==== Excerpted data ====

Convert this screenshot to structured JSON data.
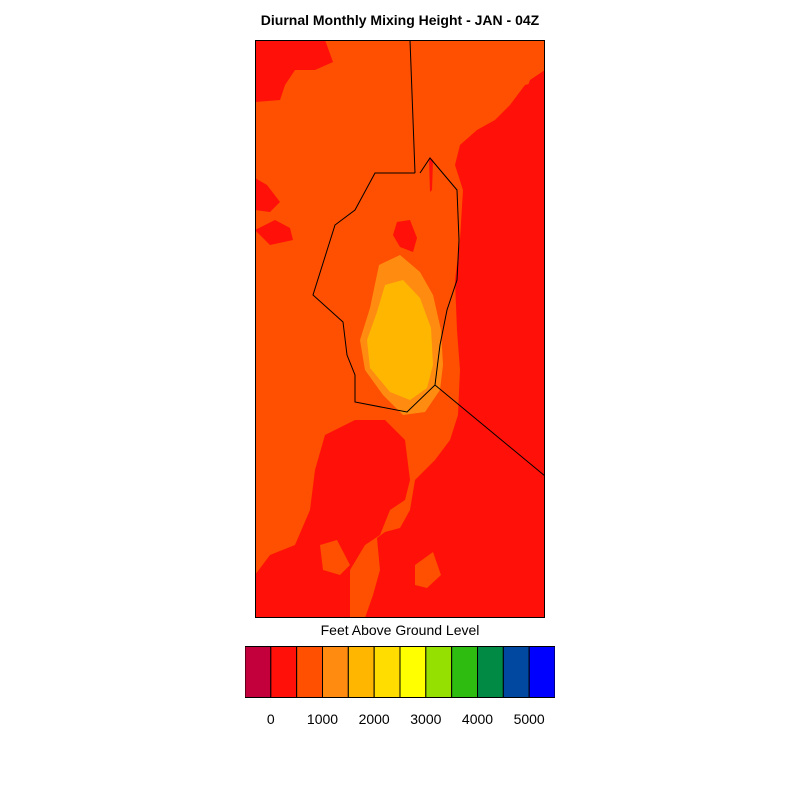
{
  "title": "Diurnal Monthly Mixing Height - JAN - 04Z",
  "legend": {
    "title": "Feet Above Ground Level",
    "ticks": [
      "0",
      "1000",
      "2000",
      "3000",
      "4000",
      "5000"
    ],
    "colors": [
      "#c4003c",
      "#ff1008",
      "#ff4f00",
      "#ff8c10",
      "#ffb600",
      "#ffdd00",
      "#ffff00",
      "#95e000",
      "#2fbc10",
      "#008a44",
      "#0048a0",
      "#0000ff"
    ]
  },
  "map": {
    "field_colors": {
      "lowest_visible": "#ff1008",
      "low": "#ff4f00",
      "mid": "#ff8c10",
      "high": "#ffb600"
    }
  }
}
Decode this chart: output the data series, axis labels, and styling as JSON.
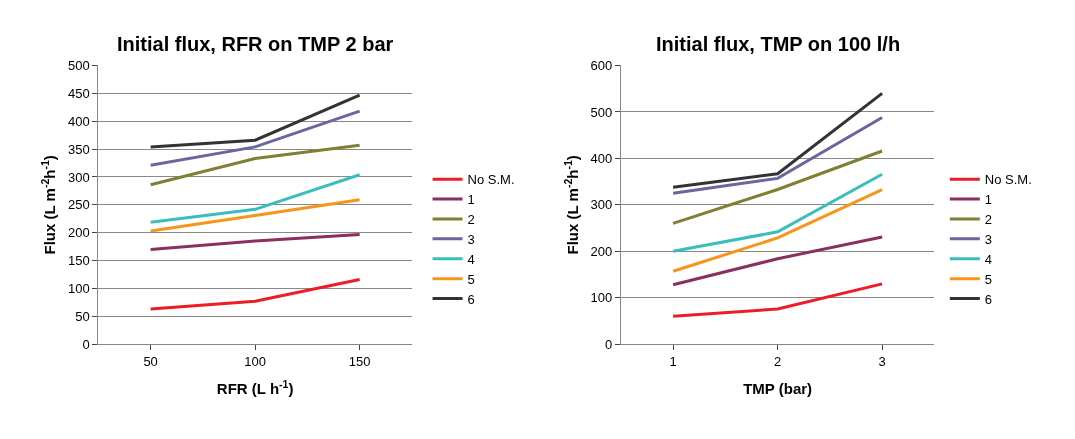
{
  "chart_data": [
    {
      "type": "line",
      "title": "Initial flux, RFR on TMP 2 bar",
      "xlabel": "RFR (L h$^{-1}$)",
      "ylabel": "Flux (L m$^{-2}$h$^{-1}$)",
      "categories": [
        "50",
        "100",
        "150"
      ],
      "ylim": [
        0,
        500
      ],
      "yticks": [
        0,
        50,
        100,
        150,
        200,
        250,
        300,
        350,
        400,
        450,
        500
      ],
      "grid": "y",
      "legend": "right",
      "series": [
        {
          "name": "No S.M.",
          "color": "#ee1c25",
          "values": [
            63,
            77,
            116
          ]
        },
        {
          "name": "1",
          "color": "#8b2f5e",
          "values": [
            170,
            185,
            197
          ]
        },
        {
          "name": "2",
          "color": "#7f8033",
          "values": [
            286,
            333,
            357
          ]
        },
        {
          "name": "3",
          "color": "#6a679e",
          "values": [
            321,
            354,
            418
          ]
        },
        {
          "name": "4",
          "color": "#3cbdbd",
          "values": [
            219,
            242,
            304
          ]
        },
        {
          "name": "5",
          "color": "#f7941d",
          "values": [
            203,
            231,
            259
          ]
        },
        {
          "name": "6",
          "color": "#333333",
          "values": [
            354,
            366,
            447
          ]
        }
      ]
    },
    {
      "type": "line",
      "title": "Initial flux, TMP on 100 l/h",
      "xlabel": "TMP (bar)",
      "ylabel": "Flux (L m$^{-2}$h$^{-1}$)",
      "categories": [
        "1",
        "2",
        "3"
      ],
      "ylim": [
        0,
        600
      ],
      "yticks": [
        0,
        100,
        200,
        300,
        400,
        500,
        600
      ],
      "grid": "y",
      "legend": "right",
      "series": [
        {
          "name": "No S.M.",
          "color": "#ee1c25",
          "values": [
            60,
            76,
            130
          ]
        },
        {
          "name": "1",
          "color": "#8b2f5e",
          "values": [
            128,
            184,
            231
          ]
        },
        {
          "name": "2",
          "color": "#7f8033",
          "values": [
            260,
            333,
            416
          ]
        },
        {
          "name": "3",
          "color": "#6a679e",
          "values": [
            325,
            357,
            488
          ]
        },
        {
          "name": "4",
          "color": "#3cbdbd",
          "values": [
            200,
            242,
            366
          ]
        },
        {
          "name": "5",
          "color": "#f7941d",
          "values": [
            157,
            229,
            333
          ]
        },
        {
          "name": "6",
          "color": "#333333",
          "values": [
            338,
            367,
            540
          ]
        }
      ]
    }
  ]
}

====

Without including any pictures, print each record exactly.

__The solution__
Convert this screenshot to structured JSON data.
{
  "title": "Diurnal Monthly Mixing Height - JAN - 04Z",
  "legend": {
    "title": "Feet Above Ground Level",
    "ticks": [
      "0",
      "1000",
      "2000",
      "3000",
      "4000",
      "5000"
    ],
    "colors": [
      "#c4003c",
      "#ff1008",
      "#ff4f00",
      "#ff8c10",
      "#ffb600",
      "#ffdd00",
      "#ffff00",
      "#95e000",
      "#2fbc10",
      "#008a44",
      "#0048a0",
      "#0000ff"
    ]
  },
  "map": {
    "field_colors": {
      "lowest_visible": "#ff1008",
      "low": "#ff4f00",
      "mid": "#ff8c10",
      "high": "#ffb600"
    }
  }
}
Decode this chart: output the data series, axis labels, and styling as JSON.
{
  "chart_data": [
    {
      "type": "line",
      "title": "Initial flux, RFR on TMP 2 bar",
      "xlabel": "RFR (L h$^{-1}$)",
      "ylabel": "Flux (L m$^{-2}$h$^{-1}$)",
      "categories": [
        "50",
        "100",
        "150"
      ],
      "ylim": [
        0,
        500
      ],
      "yticks": [
        0,
        50,
        100,
        150,
        200,
        250,
        300,
        350,
        400,
        450,
        500
      ],
      "grid": "y",
      "legend": "right",
      "series": [
        {
          "name": "No S.M.",
          "color": "#ee1c25",
          "values": [
            63,
            77,
            116
          ]
        },
        {
          "name": "1",
          "color": "#8b2f5e",
          "values": [
            170,
            185,
            197
          ]
        },
        {
          "name": "2",
          "color": "#7f8033",
          "values": [
            286,
            333,
            357
          ]
        },
        {
          "name": "3",
          "color": "#6a679e",
          "values": [
            321,
            354,
            418
          ]
        },
        {
          "name": "4",
          "color": "#3cbdbd",
          "values": [
            219,
            242,
            304
          ]
        },
        {
          "name": "5",
          "color": "#f7941d",
          "values": [
            203,
            231,
            259
          ]
        },
        {
          "name": "6",
          "color": "#333333",
          "values": [
            354,
            366,
            447
          ]
        }
      ]
    },
    {
      "type": "line",
      "title": "Initial flux, TMP on 100 l/h",
      "xlabel": "TMP (bar)",
      "ylabel": "Flux (L m$^{-2}$h$^{-1}$)",
      "categories": [
        "1",
        "2",
        "3"
      ],
      "ylim": [
        0,
        600
      ],
      "yticks": [
        0,
        100,
        200,
        300,
        400,
        500,
        600
      ],
      "grid": "y",
      "legend": "right",
      "series": [
        {
          "name": "No S.M.",
          "color": "#ee1c25",
          "values": [
            60,
            76,
            130
          ]
        },
        {
          "name": "1",
          "color": "#8b2f5e",
          "values": [
            128,
            184,
            231
          ]
        },
        {
          "name": "2",
          "color": "#7f8033",
          "values": [
            260,
            333,
            416
          ]
        },
        {
          "name": "3",
          "color": "#6a679e",
          "values": [
            325,
            357,
            488
          ]
        },
        {
          "name": "4",
          "color": "#3cbdbd",
          "values": [
            200,
            242,
            366
          ]
        },
        {
          "name": "5",
          "color": "#f7941d",
          "values": [
            157,
            229,
            333
          ]
        },
        {
          "name": "6",
          "color": "#333333",
          "values": [
            338,
            367,
            540
          ]
        }
      ]
    }
  ]
}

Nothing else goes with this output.